▶ WORK TO COMPLETE:
In the following material, identify every line holding the string "frac" and return it.
————————
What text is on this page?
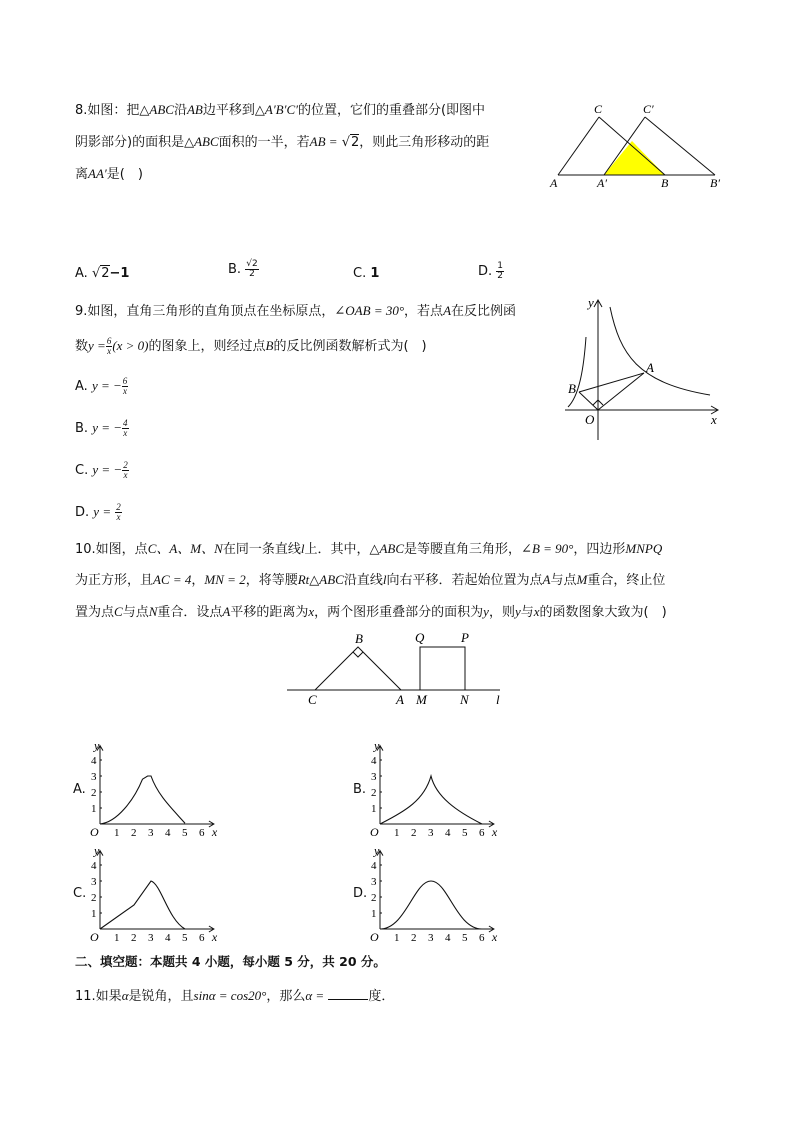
8.如图：把△ABC沿AB边平移到△A′B′C′的位置，它们的重叠部分(即图中
阴影部分)的面积是△ABC面积的一半，若AB = √2，则此三角形移动的距
离AA′是(　)
A	A′	B	B′
C	C′
A. √2−1	B. $\frac{√2}{2}$	C. 1	D. $\frac{1}{2}$
9.如图，直角三角形的直角顶点在坐标原点，∠OAB = 30°，若点A在反比例函
数$y = \frac{6}{x} (x > 0)$的图象上，则经过点B的反比例函数解析式为(　)
A. y = − $\frac{6}{x}$
B. y = − $\frac{4}{x}$
C. y = − $\frac{2}{x}$
D. $y = \frac{2}{x}$
y
x
O
A
B
10.如图，点C、A、M、N在同一条直线l上．其中，△ABC是等腰直角三角形，∠B = 90°，四边形MNPQ
为正方形，且AC = 4，MN = 2，将等腰Rt△ABC沿直线l向右平移．若起始位置为点A与点M重合，终止位
置为点C与点N重合．设点A平移的距离为x，两个图形重叠部分的面积为y，则y与x的函数图象大致为(　)
B	Q	P
C	A M	N l
A.	B.
C.	D.
1
2
3
4
1 2 3 4 5 6
O	x
y
1
2
3
4
1 2 3 4 5 6
O	x
y
1
2
3
4
1 2 3 4 5 6
O	x
y
1
2
3
4
1 2 3 4 5 6
O	x
y
二、填空题：本题共 4 小题，每小题 5 分，共 20 分。
11.如果α是锐角，且sinα = cos20°，那么α =	度．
————————
▶ EXERCISE RESPONSE:
A. √2−1	B. $\frac{√2}{2}$	C. 1	D. $\frac{1}{2}$
数$y = \frac{6}{x} (x > 0)$的图象上，则经过点B的反比例函数解析式为(　)
A. y = − $\frac{6}{x}$
B. y = − $\frac{4}{x}$
C. y = − $\frac{2}{x}$
D. $y = \frac{2}{x}$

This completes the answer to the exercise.